* START Exercise input *

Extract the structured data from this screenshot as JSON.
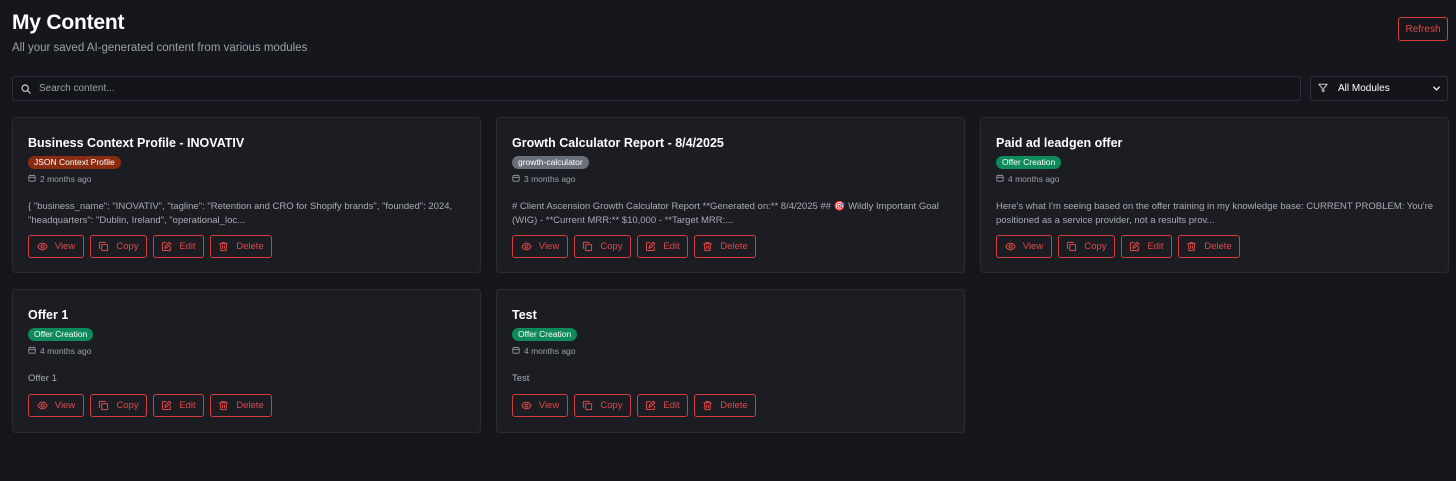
{
  "header": {
    "title": "My Content",
    "subtitle": "All your saved AI-generated content from various modules",
    "refresh_label": "Refresh"
  },
  "search": {
    "placeholder": "Search content...",
    "value": ""
  },
  "filter": {
    "selected": "All Modules"
  },
  "action_labels": {
    "view": "View",
    "copy": "Copy",
    "edit": "Edit",
    "delete": "Delete"
  },
  "colors": {
    "accent_red": "#e04848",
    "badge_json": "#8a2c12",
    "badge_growth": "#6a707a",
    "badge_offer": "#0f8a5a"
  },
  "cards": [
    {
      "title": "Business Context Profile - INOVATIV",
      "badge": "JSON Context Profile",
      "badge_color": "#8a2c12",
      "time": "2 months ago",
      "preview": "{ \"business_name\": \"INOVATIV\", \"tagline\": \"Retention and CRO for Shopify brands\", \"founded\": 2024, \"headquarters\": \"Dublin, Ireland\", \"operational_loc..."
    },
    {
      "title": "Growth Calculator Report - 8/4/2025",
      "badge": "growth-calculator",
      "badge_color": "#6a707a",
      "time": "3 months ago",
      "preview": "# Client Ascension Growth Calculator Report **Generated on:** 8/4/2025 ## 🎯 Wildly Important Goal (WIG) - **Current MRR:** $10,000 - **Target MRR:..."
    },
    {
      "title": "Paid ad leadgen offer",
      "badge": "Offer Creation",
      "badge_color": "#0f8a5a",
      "time": "4 months ago",
      "preview": "Here's what I'm seeing based on the offer training in my knowledge base: CURRENT PROBLEM: You're positioned as a service provider, not a results prov..."
    },
    {
      "title": "Offer 1",
      "badge": "Offer Creation",
      "badge_color": "#0f8a5a",
      "time": "4 months ago",
      "preview": "Offer 1"
    },
    {
      "title": "Test",
      "badge": "Offer Creation",
      "badge_color": "#0f8a5a",
      "time": "4 months ago",
      "preview": "Test"
    }
  ]
}
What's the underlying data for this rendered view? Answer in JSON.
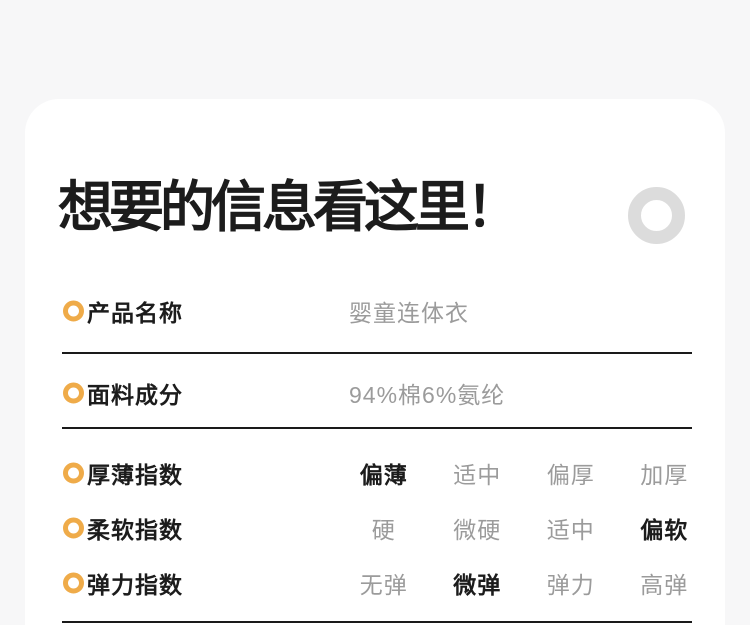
{
  "page": {
    "background_color": "#f7f7f8",
    "card_background": "#ffffff"
  },
  "colors": {
    "accent_ring": "#efab49",
    "decorative_ring_gray": "#dcdcdc",
    "text_primary": "#1c1c1c",
    "text_muted": "#9b9b9b",
    "divider": "#1a1a1a"
  },
  "header": {
    "title": "想要的信息看这里！",
    "decoration_icon": "gray-donut-ring"
  },
  "info_rows": [
    {
      "label": "产品名称",
      "value": "婴童连体衣"
    },
    {
      "label": "面料成分",
      "value": "94%棉6%氨纶"
    }
  ],
  "index_rows": [
    {
      "label": "厚薄指数",
      "options": [
        "偏薄",
        "适中",
        "偏厚",
        "加厚"
      ],
      "selected": 0
    },
    {
      "label": "柔软指数",
      "options": [
        "硬",
        "微硬",
        "适中",
        "偏软"
      ],
      "selected": 3
    },
    {
      "label": "弹力指数",
      "options": [
        "无弹",
        "微弹",
        "弹力",
        "高弹"
      ],
      "selected": 1
    }
  ]
}
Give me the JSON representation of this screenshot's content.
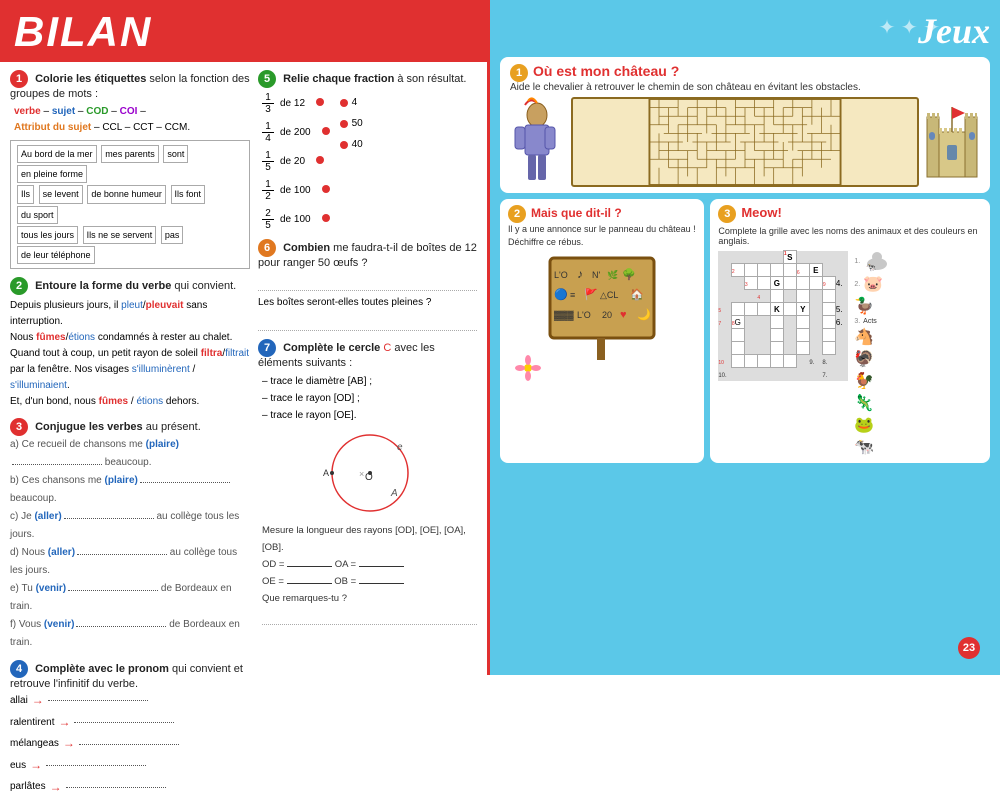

* END Exercise input *

Omit the pictures and reproduce the listing exactly.

• _Response below_
Extract the structured data from this screenshot as JSON.
{
  "header": {
    "title": "My Content",
    "subtitle": "All your saved AI-generated content from various modules",
    "refresh_label": "Refresh"
  },
  "search": {
    "placeholder": "Search content...",
    "value": ""
  },
  "filter": {
    "selected": "All Modules"
  },
  "action_labels": {
    "view": "View",
    "copy": "Copy",
    "edit": "Edit",
    "delete": "Delete"
  },
  "colors": {
    "accent_red": "#e04848",
    "badge_json": "#8a2c12",
    "badge_growth": "#6a707a",
    "badge_offer": "#0f8a5a"
  },
  "cards": [
    {
      "title": "Business Context Profile - INOVATIV",
      "badge": "JSON Context Profile",
      "badge_color": "#8a2c12",
      "time": "2 months ago",
      "preview": "{ \"business_name\": \"INOVATIV\", \"tagline\": \"Retention and CRO for Shopify brands\", \"founded\": 2024, \"headquarters\": \"Dublin, Ireland\", \"operational_loc..."
    },
    {
      "title": "Growth Calculator Report - 8/4/2025",
      "badge": "growth-calculator",
      "badge_color": "#6a707a",
      "time": "3 months ago",
      "preview": "# Client Ascension Growth Calculator Report **Generated on:** 8/4/2025 ## 🎯 Wildly Important Goal (WIG) - **Current MRR:** $10,000 - **Target MRR:..."
    },
    {
      "title": "Paid ad leadgen offer",
      "badge": "Offer Creation",
      "badge_color": "#0f8a5a",
      "time": "4 months ago",
      "preview": "Here's what I'm seeing based on the offer training in my knowledge base: CURRENT PROBLEM: You're positioned as a service provider, not a results prov..."
    },
    {
      "title": "Offer 1",
      "badge": "Offer Creation",
      "badge_color": "#0f8a5a",
      "time": "4 months ago",
      "preview": "Offer 1"
    },
    {
      "title": "Test",
      "badge": "Offer Creation",
      "badge_color": "#0f8a5a",
      "time": "4 months ago",
      "preview": "Test"
    }
  ]
}
What's the underlying data for this rendered view? Answer in JSON.
{
  "page": {
    "background_color": "#f7f7f8",
    "card_background": "#ffffff"
  },
  "colors": {
    "accent_ring": "#efab49",
    "decorative_ring_gray": "#dcdcdc",
    "text_primary": "#1c1c1c",
    "text_muted": "#9b9b9b",
    "divider": "#1a1a1a"
  },
  "header": {
    "title": "想要的信息看这里！",
    "decoration_icon": "gray-donut-ring"
  },
  "info_rows": [
    {
      "label": "产品名称",
      "value": "婴童连体衣"
    },
    {
      "label": "面料成分",
      "value": "94%棉6%氨纶"
    }
  ],
  "index_rows": [
    {
      "label": "厚薄指数",
      "options": [
        "偏薄",
        "适中",
        "偏厚",
        "加厚"
      ],
      "selected": 0
    },
    {
      "label": "柔软指数",
      "options": [
        "硬",
        "微硬",
        "适中",
        "偏软"
      ],
      "selected": 3
    },
    {
      "label": "弹力指数",
      "options": [
        "无弹",
        "微弹",
        "弹力",
        "高弹"
      ],
      "selected": 1
    }
  ]
}
Give me the JSON representation of this screenshot's content.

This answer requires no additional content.